What the task requires » Identify each line holding the string "Supplies" and copy it.

Dataset excerpt »
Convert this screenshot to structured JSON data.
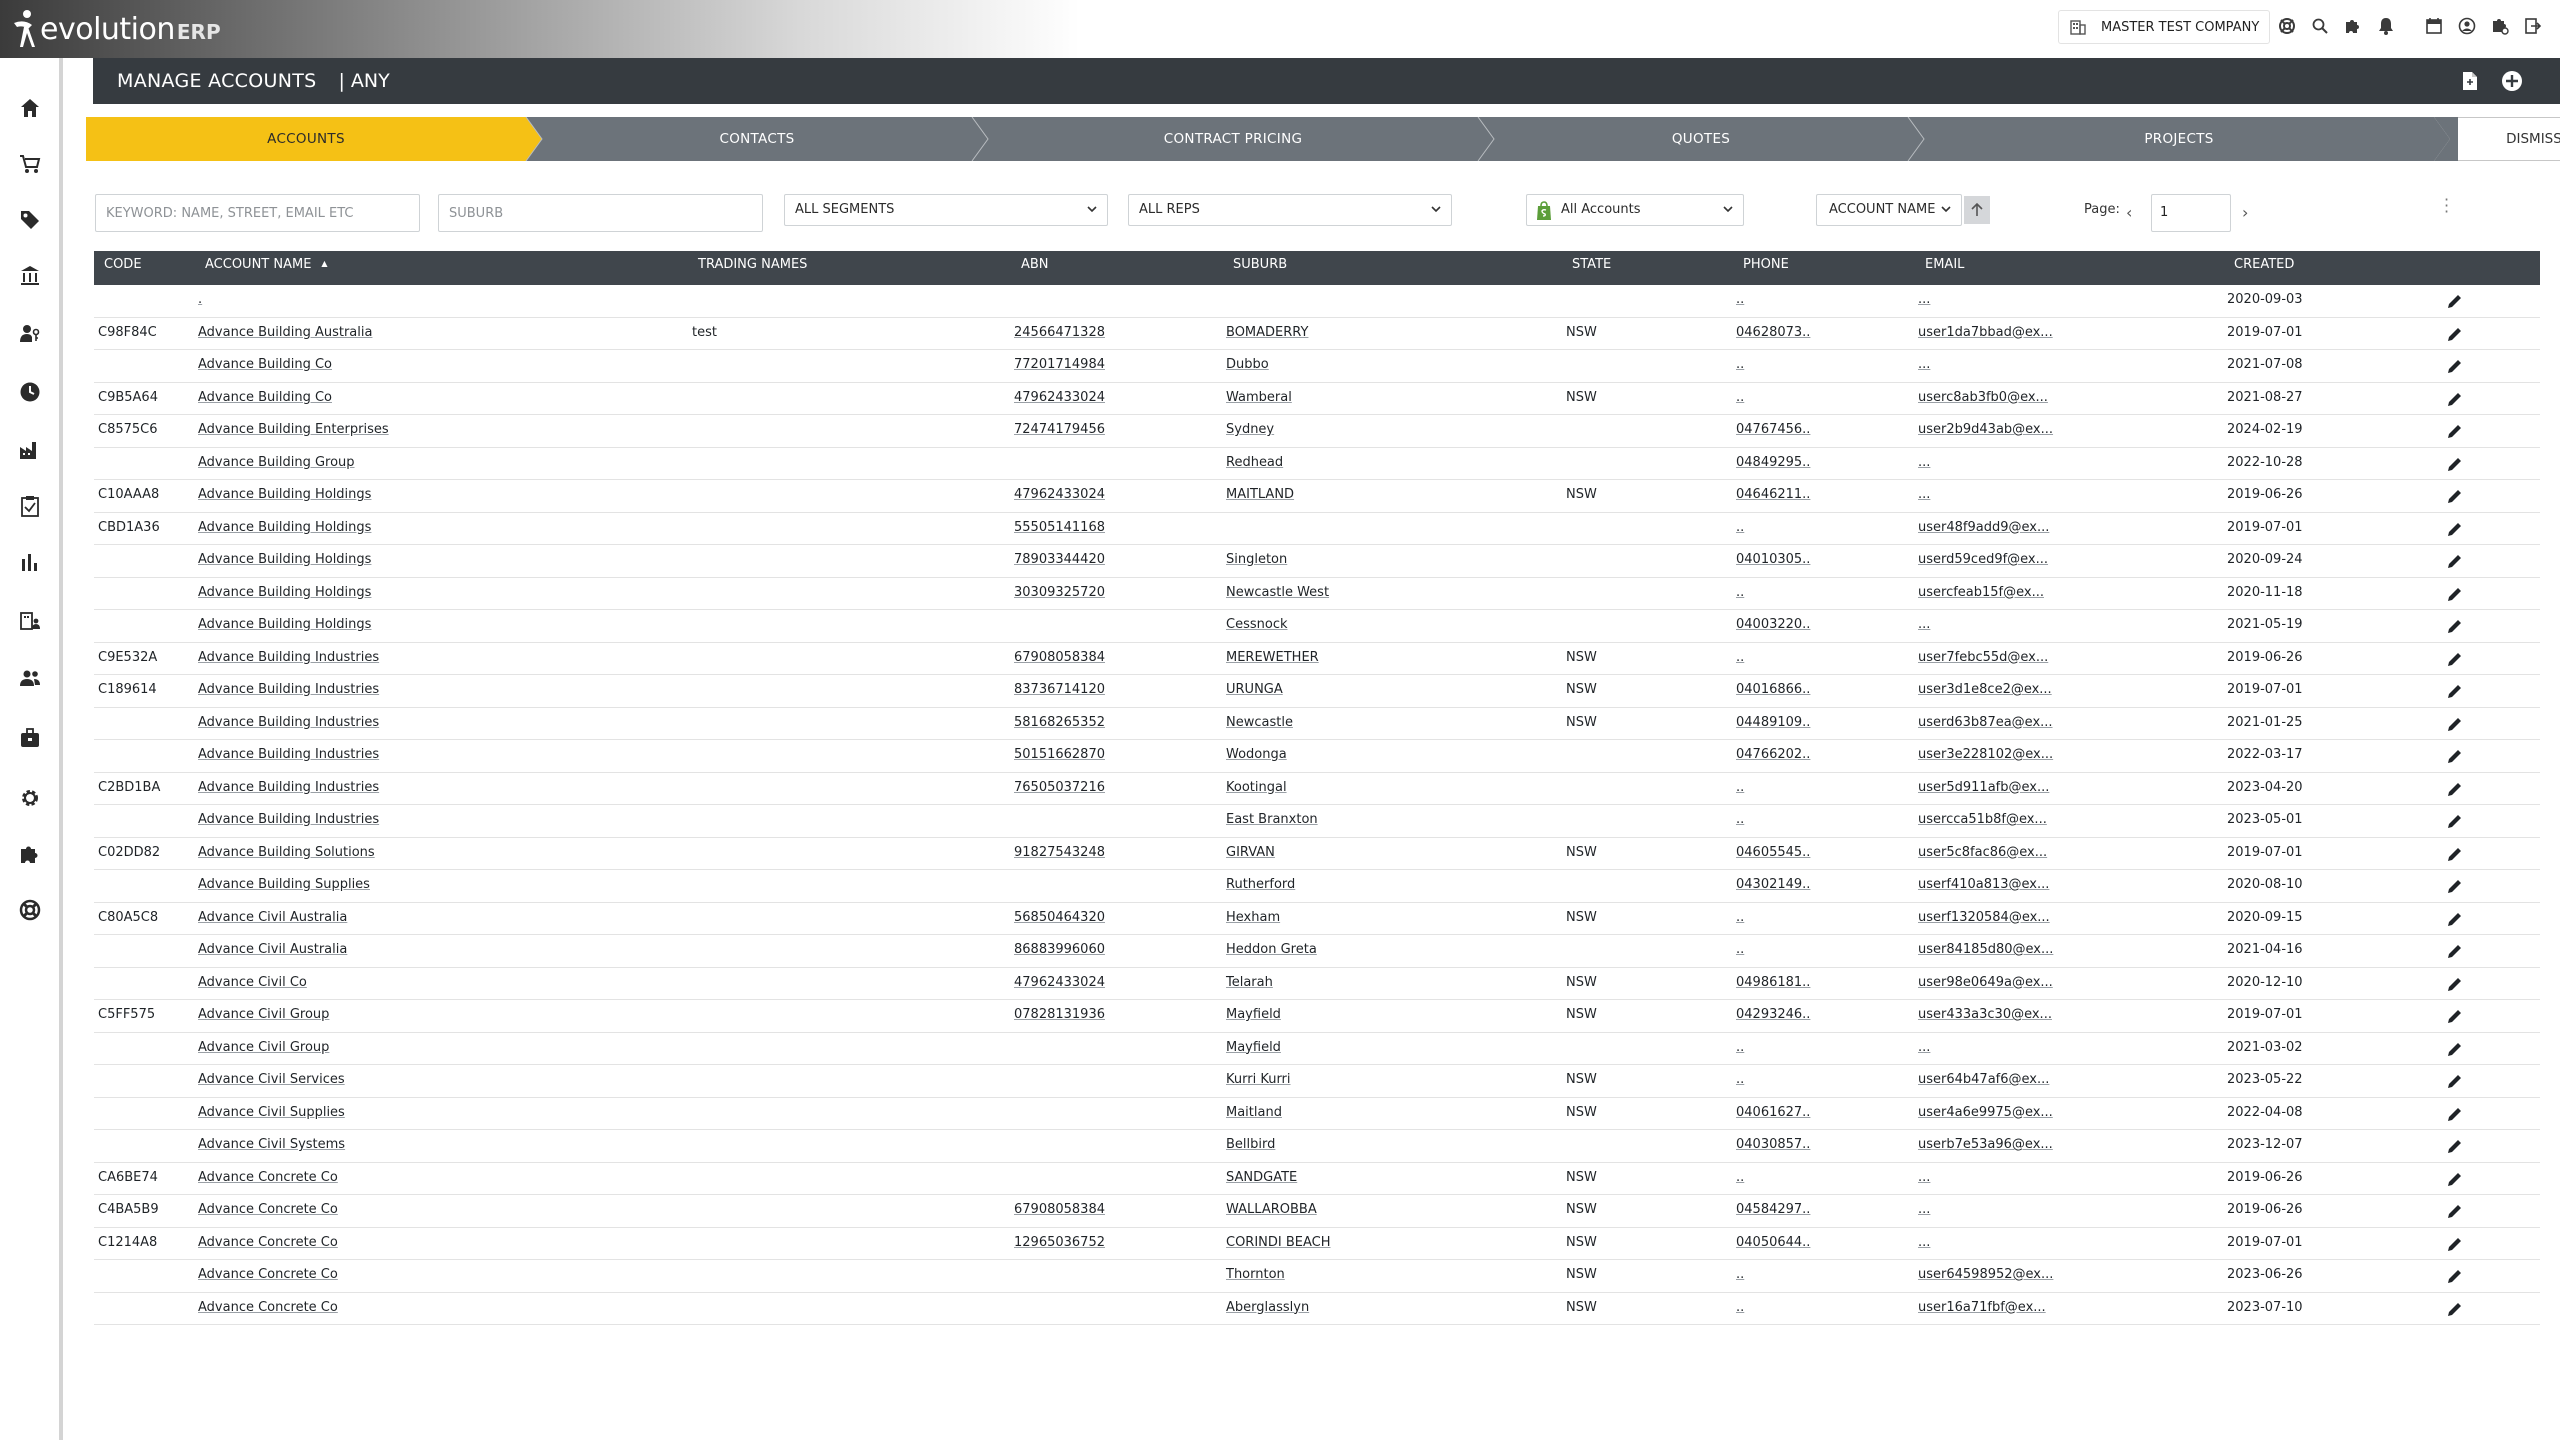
{
  "app": {
    "logo_text": "evolution",
    "logo_suffix": "ERP",
    "company": "MASTER TEST COMPANY"
  },
  "header": {
    "title": "MANAGE ACCOUNTS",
    "subtitle": "| ANY"
  },
  "tabs": [
    {
      "label": "ACCOUNTS",
      "active": true
    },
    {
      "label": "CONTACTS",
      "active": false
    },
    {
      "label": "CONTRACT PRICING",
      "active": false
    },
    {
      "label": "QUOTES",
      "active": false
    },
    {
      "label": "PROJECTS",
      "active": false
    }
  ],
  "dismiss_label": "DISMISS",
  "filters": {
    "keyword_placeholder": "KEYWORD: NAME, STREET, EMAIL ETC",
    "suburb_placeholder": "SUBURB",
    "segments": "ALL SEGMENTS",
    "reps": "ALL REPS",
    "accounts": "All Accounts",
    "sort_by": "ACCOUNT NAME"
  },
  "pagination": {
    "label": "Page:",
    "page": "1"
  },
  "colors": {
    "accent": "#f5c115",
    "tab_inactive": "#6c737a",
    "header_bg": "#363b40",
    "table_header_bg": "#40464c"
  },
  "table": {
    "columns": [
      "CODE",
      "ACCOUNT NAME",
      "TRADING NAMES",
      "ABN",
      "SUBURB",
      "STATE",
      "PHONE",
      "EMAIL",
      "CREATED"
    ],
    "rows": [
      {
        "code": "",
        "name": ".",
        "trading": "",
        "abn": "",
        "suburb": "",
        "state": "",
        "phone": "..",
        "email": "...",
        "created": "2020-09-03"
      },
      {
        "code": "C98F84C",
        "name": "Advance Building Australia",
        "trading": "test",
        "abn": "24566471328",
        "suburb": "BOMADERRY",
        "state": "NSW",
        "phone": "04628073..",
        "email": "user1da7bbad@ex...",
        "created": "2019-07-01"
      },
      {
        "code": "",
        "name": "Advance Building Co",
        "trading": "",
        "abn": "77201714984",
        "suburb": "Dubbo",
        "state": "",
        "phone": "..",
        "email": "...",
        "created": "2021-07-08"
      },
      {
        "code": "C9B5A64",
        "name": "Advance Building Co",
        "trading": "",
        "abn": "47962433024",
        "suburb": "Wamberal",
        "state": "NSW",
        "phone": "..",
        "email": "userc8ab3fb0@ex...",
        "created": "2021-08-27"
      },
      {
        "code": "C8575C6",
        "name": "Advance Building Enterprises",
        "trading": "",
        "abn": "72474179456",
        "suburb": "Sydney",
        "state": "",
        "phone": "04767456..",
        "email": "user2b9d43ab@ex...",
        "created": "2024-02-19"
      },
      {
        "code": "",
        "name": "Advance Building Group",
        "trading": "",
        "abn": "",
        "suburb": "Redhead",
        "state": "",
        "phone": "04849295..",
        "email": "...",
        "created": "2022-10-28"
      },
      {
        "code": "C10AAA8",
        "name": "Advance Building Holdings",
        "trading": "",
        "abn": "47962433024",
        "suburb": "MAITLAND",
        "state": "NSW",
        "phone": "04646211..",
        "email": "...",
        "created": "2019-06-26"
      },
      {
        "code": "CBD1A36",
        "name": "Advance Building Holdings",
        "trading": "",
        "abn": "55505141168",
        "suburb": "",
        "state": "",
        "phone": "..",
        "email": "user48f9add9@ex...",
        "created": "2019-07-01"
      },
      {
        "code": "",
        "name": "Advance Building Holdings",
        "trading": "",
        "abn": "78903344420",
        "suburb": "Singleton",
        "state": "",
        "phone": "04010305..",
        "email": "userd59ced9f@ex...",
        "created": "2020-09-24"
      },
      {
        "code": "",
        "name": "Advance Building Holdings",
        "trading": "",
        "abn": "30309325720",
        "suburb": "Newcastle West",
        "state": "",
        "phone": "..",
        "email": "usercfeab15f@ex...",
        "created": "2020-11-18"
      },
      {
        "code": "",
        "name": "Advance Building Holdings",
        "trading": "",
        "abn": "",
        "suburb": "Cessnock",
        "state": "",
        "phone": "04003220..",
        "email": "...",
        "created": "2021-05-19"
      },
      {
        "code": "C9E532A",
        "name": "Advance Building Industries",
        "trading": "",
        "abn": "67908058384",
        "suburb": "MEREWETHER",
        "state": "NSW",
        "phone": "..",
        "email": "user7febc55d@ex...",
        "created": "2019-06-26"
      },
      {
        "code": "C189614",
        "name": "Advance Building Industries",
        "trading": "",
        "abn": "83736714120",
        "suburb": "URUNGA",
        "state": "NSW",
        "phone": "04016866..",
        "email": "user3d1e8ce2@ex...",
        "created": "2019-07-01"
      },
      {
        "code": "",
        "name": "Advance Building Industries",
        "trading": "",
        "abn": "58168265352",
        "suburb": "Newcastle",
        "state": "NSW",
        "phone": "04489109..",
        "email": "userd63b87ea@ex...",
        "created": "2021-01-25"
      },
      {
        "code": "",
        "name": "Advance Building Industries",
        "trading": "",
        "abn": "50151662870",
        "suburb": "Wodonga",
        "state": "",
        "phone": "04766202..",
        "email": "user3e228102@ex...",
        "created": "2022-03-17"
      },
      {
        "code": "C2BD1BA",
        "name": "Advance Building Industries",
        "trading": "",
        "abn": "76505037216",
        "suburb": "Kootingal",
        "state": "",
        "phone": "..",
        "email": "user5d911afb@ex...",
        "created": "2023-04-20"
      },
      {
        "code": "",
        "name": "Advance Building Industries",
        "trading": "",
        "abn": "",
        "suburb": "East Branxton",
        "state": "",
        "phone": "..",
        "email": "usercca51b8f@ex...",
        "created": "2023-05-01"
      },
      {
        "code": "C02DD82",
        "name": "Advance Building Solutions",
        "trading": "",
        "abn": "91827543248",
        "suburb": "GIRVAN",
        "state": "NSW",
        "phone": "04605545..",
        "email": "user5c8fac86@ex...",
        "created": "2019-07-01"
      },
      {
        "code": "",
        "name": "Advance Building Supplies",
        "trading": "",
        "abn": "",
        "suburb": "Rutherford",
        "state": "",
        "phone": "04302149..",
        "email": "userf410a813@ex...",
        "created": "2020-08-10"
      },
      {
        "code": "C80A5C8",
        "name": "Advance Civil Australia",
        "trading": "",
        "abn": "56850464320",
        "suburb": "Hexham",
        "state": "NSW",
        "phone": "..",
        "email": "userf1320584@ex...",
        "created": "2020-09-15"
      },
      {
        "code": "",
        "name": "Advance Civil Australia",
        "trading": "",
        "abn": "86883996060",
        "suburb": "Heddon Greta",
        "state": "",
        "phone": "..",
        "email": "user84185d80@ex...",
        "created": "2021-04-16"
      },
      {
        "code": "",
        "name": "Advance Civil Co",
        "trading": "",
        "abn": "47962433024",
        "suburb": "Telarah",
        "state": "NSW",
        "phone": "04986181..",
        "email": "user98e0649a@ex...",
        "created": "2020-12-10"
      },
      {
        "code": "C5FF575",
        "name": "Advance Civil Group",
        "trading": "",
        "abn": "07828131936",
        "suburb": "Mayfield",
        "state": "NSW",
        "phone": "04293246..",
        "email": "user433a3c30@ex...",
        "created": "2019-07-01"
      },
      {
        "code": "",
        "name": "Advance Civil Group",
        "trading": "",
        "abn": "",
        "suburb": "Mayfield",
        "state": "",
        "phone": "..",
        "email": "...",
        "created": "2021-03-02"
      },
      {
        "code": "",
        "name": "Advance Civil Services",
        "trading": "",
        "abn": "",
        "suburb": "Kurri Kurri",
        "state": "NSW",
        "phone": "..",
        "email": "user64b47af6@ex...",
        "created": "2023-05-22"
      },
      {
        "code": "",
        "name": "Advance Civil Supplies",
        "trading": "",
        "abn": "",
        "suburb": "Maitland",
        "state": "NSW",
        "phone": "04061627..",
        "email": "user4a6e9975@ex...",
        "created": "2022-04-08"
      },
      {
        "code": "",
        "name": "Advance Civil Systems",
        "trading": "",
        "abn": "",
        "suburb": "Bellbird",
        "state": "",
        "phone": "04030857..",
        "email": "userb7e53a96@ex...",
        "created": "2023-12-07"
      },
      {
        "code": "CA6BE74",
        "name": "Advance Concrete Co",
        "trading": "",
        "abn": "",
        "suburb": "SANDGATE",
        "state": "NSW",
        "phone": "..",
        "email": "...",
        "created": "2019-06-26"
      },
      {
        "code": "C4BA5B9",
        "name": "Advance Concrete Co",
        "trading": "",
        "abn": "67908058384",
        "suburb": "WALLAROBBA",
        "state": "NSW",
        "phone": "04584297..",
        "email": "...",
        "created": "2019-06-26"
      },
      {
        "code": "C1214A8",
        "name": "Advance Concrete Co",
        "trading": "",
        "abn": "12965036752",
        "suburb": "CORINDI BEACH",
        "state": "NSW",
        "phone": "04050644..",
        "email": "...",
        "created": "2019-07-01"
      },
      {
        "code": "",
        "name": "Advance Concrete Co",
        "trading": "",
        "abn": "",
        "suburb": "Thornton",
        "state": "NSW",
        "phone": "..",
        "email": "user64598952@ex...",
        "created": "2023-06-26"
      },
      {
        "code": "",
        "name": "Advance Concrete Co",
        "trading": "",
        "abn": "",
        "suburb": "Aberglasslyn",
        "state": "NSW",
        "phone": "..",
        "email": "user16a71fbf@ex...",
        "created": "2023-07-10"
      }
    ]
  }
}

Exercise answer »
        "name": "Advance Building Supplies",
        "name": "Advance Civil Supplies",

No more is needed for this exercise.